WRITTEN REQUEST.
In full and without alteration, repeat the material.

DATA TO PROCESS.
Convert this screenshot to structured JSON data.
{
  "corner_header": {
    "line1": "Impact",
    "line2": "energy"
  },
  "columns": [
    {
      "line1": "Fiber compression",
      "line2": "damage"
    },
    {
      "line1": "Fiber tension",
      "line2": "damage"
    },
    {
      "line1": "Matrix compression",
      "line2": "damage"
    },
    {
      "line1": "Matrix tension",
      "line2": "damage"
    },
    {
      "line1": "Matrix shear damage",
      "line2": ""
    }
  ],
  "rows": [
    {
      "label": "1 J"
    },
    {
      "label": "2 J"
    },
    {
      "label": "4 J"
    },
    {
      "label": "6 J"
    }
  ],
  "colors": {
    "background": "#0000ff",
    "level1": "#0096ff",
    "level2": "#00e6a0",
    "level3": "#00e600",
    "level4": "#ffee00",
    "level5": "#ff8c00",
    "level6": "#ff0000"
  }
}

WRITTEN REPLY.
Convert this screenshot to structured JSON data.
{
  "corner_header": {
    "line1": "Impact",
    "line2": "energy"
  },
  "columns": [
    {
      "line1": "Fiber compression",
      "line2": "damage"
    },
    {
      "line1": "Fiber tension",
      "line2": "damage"
    },
    {
      "line1": "Matrix compression",
      "line2": "damage"
    },
    {
      "line1": "Matrix tension",
      "line2": "damage"
    },
    {
      "line1": "Matrix shear damage",
      "line2": ""
    }
  ],
  "rows": [
    {
      "label": "1 J"
    },
    {
      "label": "2 J"
    },
    {
      "label": "4 J"
    },
    {
      "label": "6 J"
    }
  ],
  "colors": {
    "background": "#0000ff",
    "level1": "#0096ff",
    "level2": "#00e6a0",
    "level3": "#00e600",
    "level4": "#ffee00",
    "level5": "#ff8c00",
    "level6": "#ff0000"
  }
}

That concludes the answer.